:: TASK DIRECTIONS ::
Locate the word "JSON" in the entries below, then gather every line that holds it.

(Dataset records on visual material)
## BEGIN

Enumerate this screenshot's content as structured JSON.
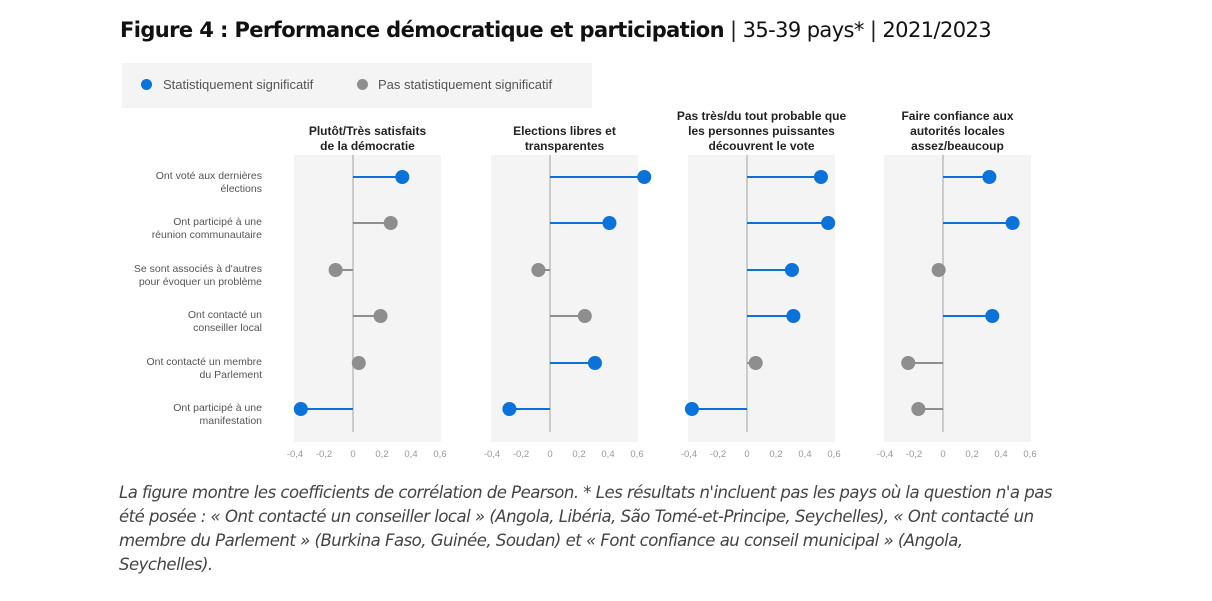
{
  "title": {
    "bold": "Figure 4 : Performance démocratique et participation",
    "sep1": "|",
    "countries": "35-39 pays*",
    "sep2": "|",
    "years": "2021/2023"
  },
  "legend": {
    "significant": "Statistiquement significatif",
    "not_significant": "Pas statistiquement significatif"
  },
  "colors": {
    "significant": "#0b72d9",
    "not_significant": "#8e8e8e",
    "panel_bg": "#f4f4f4",
    "zero_line": "#bdbdbd"
  },
  "chart_data": {
    "type": "lollipop",
    "xlim": [
      -0.4,
      0.6
    ],
    "xticks": [
      -0.4,
      -0.2,
      0,
      0.2,
      0.4,
      0.6
    ],
    "xtick_labels": [
      "-0,4",
      "-0,2",
      "0",
      "0,2",
      "0,4",
      "0,6"
    ],
    "categories": [
      [
        "Ont voté aux dernières",
        "élections"
      ],
      [
        "Ont participé à une",
        "réunion communautaire"
      ],
      [
        "Se sont associés à d'autres",
        "pour évoquer un problème"
      ],
      [
        "Ont contacté un",
        "conseiller local"
      ],
      [
        "Ont contacté un membre",
        "du Parlement"
      ],
      [
        "Ont participé à une",
        "manifestation"
      ]
    ],
    "panels": [
      {
        "title": [
          "Plutôt/Très satisfaits",
          "de la démocratie"
        ],
        "values": [
          0.34,
          0.26,
          -0.12,
          0.19,
          0.04,
          -0.36
        ],
        "significant": [
          true,
          false,
          false,
          false,
          false,
          true
        ]
      },
      {
        "title": [
          "Elections libres et",
          "transparentes"
        ],
        "values": [
          0.65,
          0.41,
          -0.08,
          0.24,
          0.31,
          -0.28
        ],
        "significant": [
          true,
          true,
          false,
          false,
          true,
          true
        ]
      },
      {
        "title": [
          "Pas très/du tout probable que",
          "les personnes puissantes",
          "découvrent le vote"
        ],
        "values": [
          0.51,
          0.56,
          0.31,
          0.32,
          0.06,
          -0.38
        ],
        "significant": [
          true,
          true,
          true,
          true,
          false,
          true
        ]
      },
      {
        "title": [
          "Faire confiance aux",
          "autorités locales",
          "assez/beaucoup"
        ],
        "values": [
          0.32,
          0.48,
          -0.03,
          0.34,
          -0.24,
          -0.17
        ],
        "significant": [
          true,
          true,
          false,
          true,
          false,
          false
        ]
      }
    ]
  },
  "caption": "La figure montre les coefficients de corrélation de Pearson. * Les résultats n'incluent pas les pays où la question n'a pas été posée : « Ont contacté un conseiller local » (Angola, Libéria, São Tomé-et-Principe, Seychelles), « Ont contacté un membre du Parlement » (Burkina Faso, Guinée, Soudan) et « Font confiance au conseil municipal » (Angola, Seychelles)."
}
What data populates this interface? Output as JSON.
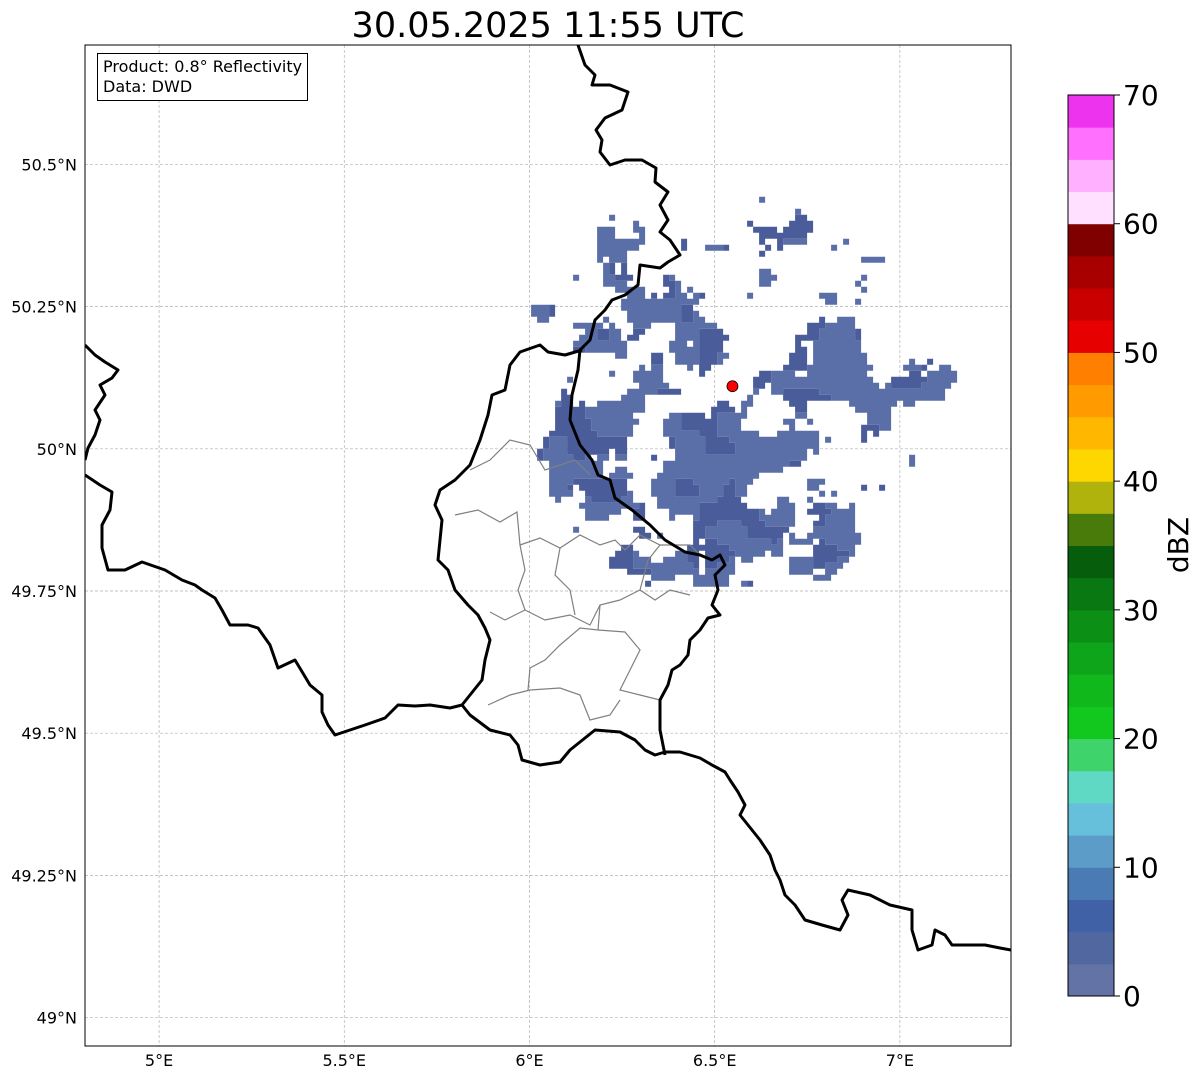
{
  "title": "30.05.2025 11:55 UTC",
  "info_box": {
    "product": "Product: 0.8° Reflectivity",
    "data": "Data: DWD"
  },
  "map": {
    "lon_range": [
      4.8,
      7.3
    ],
    "lat_range": [
      48.95,
      50.71
    ],
    "lon_ticks": [
      {
        "value": 5.0,
        "label": "5°E"
      },
      {
        "value": 5.5,
        "label": "5.5°E"
      },
      {
        "value": 6.0,
        "label": "6°E"
      },
      {
        "value": 6.5,
        "label": "6.5°E"
      },
      {
        "value": 7.0,
        "label": "7°E"
      }
    ],
    "lat_ticks": [
      {
        "value": 50.5,
        "label": "50.5°N"
      },
      {
        "value": 50.25,
        "label": "50.25°N"
      },
      {
        "value": 50.0,
        "label": "50°N"
      },
      {
        "value": 49.75,
        "label": "49.75°N"
      },
      {
        "value": 49.5,
        "label": "49.5°N"
      },
      {
        "value": 49.25,
        "label": "49.25°N"
      },
      {
        "value": 49.0,
        "label": "49°N"
      }
    ],
    "grid": true,
    "radar_site": {
      "lon": 6.548,
      "lat": 50.11
    },
    "radar_range_deg": {
      "lon": 0.63,
      "lat": 0.4
    },
    "colors": {
      "echo_main": "#5a6fa8",
      "echo_dark": "#4a5d9a",
      "border": "#000000",
      "admin": "#808080",
      "site": "#ff0000",
      "grid": "#b0b0b0"
    }
  },
  "colorbar": {
    "label": "dBZ",
    "min": 0,
    "max": 70,
    "ticks": [
      0,
      10,
      20,
      30,
      40,
      50,
      60,
      70
    ],
    "colors": [
      "#6373a6",
      "#5067a0",
      "#4161a6",
      "#4b7bb4",
      "#5c9cc9",
      "#66c0dc",
      "#5fd8c4",
      "#3ed46b",
      "#12c81e",
      "#10b81c",
      "#0fa51a",
      "#0c8f15",
      "#0a7812",
      "#065e0c",
      "#487b0a",
      "#b0b30c",
      "#ffd700",
      "#ffb700",
      "#ff9a00",
      "#ff7f00",
      "#e60000",
      "#c80000",
      "#a80000",
      "#800000",
      "#ffe0ff",
      "#ffb0ff",
      "#ff70ff",
      "#ee33ee"
    ]
  }
}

## END

:: RESULT OF THE EXERCISE ::
Enumerate this screenshot's content as structured JSON.
What data populates this interface? Output as JSON.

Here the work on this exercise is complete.